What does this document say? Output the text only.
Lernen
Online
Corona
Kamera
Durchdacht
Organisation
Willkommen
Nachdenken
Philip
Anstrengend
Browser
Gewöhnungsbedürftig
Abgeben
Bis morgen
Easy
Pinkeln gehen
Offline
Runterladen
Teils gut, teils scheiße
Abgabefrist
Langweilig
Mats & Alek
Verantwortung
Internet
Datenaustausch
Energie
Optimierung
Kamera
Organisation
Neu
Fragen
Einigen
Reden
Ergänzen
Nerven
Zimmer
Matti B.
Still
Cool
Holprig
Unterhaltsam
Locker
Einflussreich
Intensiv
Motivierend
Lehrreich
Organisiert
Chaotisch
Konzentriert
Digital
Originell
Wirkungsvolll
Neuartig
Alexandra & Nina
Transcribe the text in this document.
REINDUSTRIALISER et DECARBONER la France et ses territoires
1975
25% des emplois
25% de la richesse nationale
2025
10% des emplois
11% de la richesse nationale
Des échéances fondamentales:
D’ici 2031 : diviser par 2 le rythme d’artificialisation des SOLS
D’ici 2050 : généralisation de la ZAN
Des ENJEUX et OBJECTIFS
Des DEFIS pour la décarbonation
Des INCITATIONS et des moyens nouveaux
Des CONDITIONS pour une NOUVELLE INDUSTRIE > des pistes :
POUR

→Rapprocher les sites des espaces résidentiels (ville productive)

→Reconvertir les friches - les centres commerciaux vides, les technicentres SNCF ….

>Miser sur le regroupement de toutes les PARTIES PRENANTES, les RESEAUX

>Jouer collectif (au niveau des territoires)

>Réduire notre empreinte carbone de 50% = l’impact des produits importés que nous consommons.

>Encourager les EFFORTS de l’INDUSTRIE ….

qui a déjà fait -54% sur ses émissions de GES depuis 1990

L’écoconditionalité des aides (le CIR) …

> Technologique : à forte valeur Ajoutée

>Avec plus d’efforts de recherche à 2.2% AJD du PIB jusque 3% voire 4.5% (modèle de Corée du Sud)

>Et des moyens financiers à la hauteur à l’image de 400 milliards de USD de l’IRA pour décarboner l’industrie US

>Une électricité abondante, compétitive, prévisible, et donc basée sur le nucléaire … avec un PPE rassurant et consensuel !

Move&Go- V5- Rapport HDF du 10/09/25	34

⁂

## DIRECTIONS FOR THIS TASK:
Make a verbatim copy of every entry shown above.

## SOLUTION TO THE PROBLEM:
What does this document say? Output the text only.
Lernen
Online
Corona
Kamera
Durchdacht
Organisation
Willkommen
Nachdenken
Philip
Anstrengend
Browser
Gewöhnungsbedürftig
Abgeben
Bis morgen
Easy
Pinkeln gehen
Offline
Runterladen
Teils gut, teils scheiße
Abgabefrist
Langweilig
Mats & Alek
Verantwortung
Internet
Datenaustausch
Energie
Optimierung
Kamera
Organisation
Neu
Fragen
Einigen
Reden
Ergänzen
Nerven
Zimmer
Matti B.
Still
Cool
Holprig
Unterhaltsam
Locker
Einflussreich
Intensiv
Motivierend
Lehrreich
Organisiert
Chaotisch
Konzentriert
Digital
Originell
Wirkungsvolll
Neuartig
Alexandra & Nina
Transcribe the text in this document.
REINDUSTRIALISER et DECARBONER la France et ses territoires
1975
25% des emplois
25% de la richesse nationale
2025
10% des emplois
11% de la richesse nationale
Des échéances fondamentales:
D’ici 2031 : diviser par 2 le rythme d’artificialisation des SOLS
D’ici 2050 : généralisation de la ZAN
Des ENJEUX et OBJECTIFS
Des DEFIS pour la décarbonation
Des INCITATIONS et des moyens nouveaux
Des CONDITIONS pour une NOUVELLE INDUSTRIE > des pistes :
POUR

→Rapprocher les sites des espaces résidentiels (ville productive)

→Reconvertir les friches - les centres commerciaux vides, les technicentres SNCF ….

>Miser sur le regroupement de toutes les PARTIES PRENANTES, les RESEAUX

>Jouer collectif (au niveau des territoires)

>Réduire notre empreinte carbone de 50% = l’impact des produits importés que nous consommons.

>Encourager les EFFORTS de l’INDUSTRIE ….

qui a déjà fait -54% sur ses émissions de GES depuis 1990

L’écoconditionalité des aides (le CIR) …

> Technologique : à forte valeur Ajoutée

>Avec plus d’efforts de recherche à 2.2% AJD du PIB jusque 3% voire 4.5% (modèle de Corée du Sud)

>Et des moyens financiers à la hauteur à l’image de 400 milliards de USD de l’IRA pour décarboner l’industrie US

>Une électricité abondante, compétitive, prévisible, et donc basée sur le nucléaire … avec un PPE rassurant et consensuel !

Move&Go- V5- Rapport HDF du 10/09/25	34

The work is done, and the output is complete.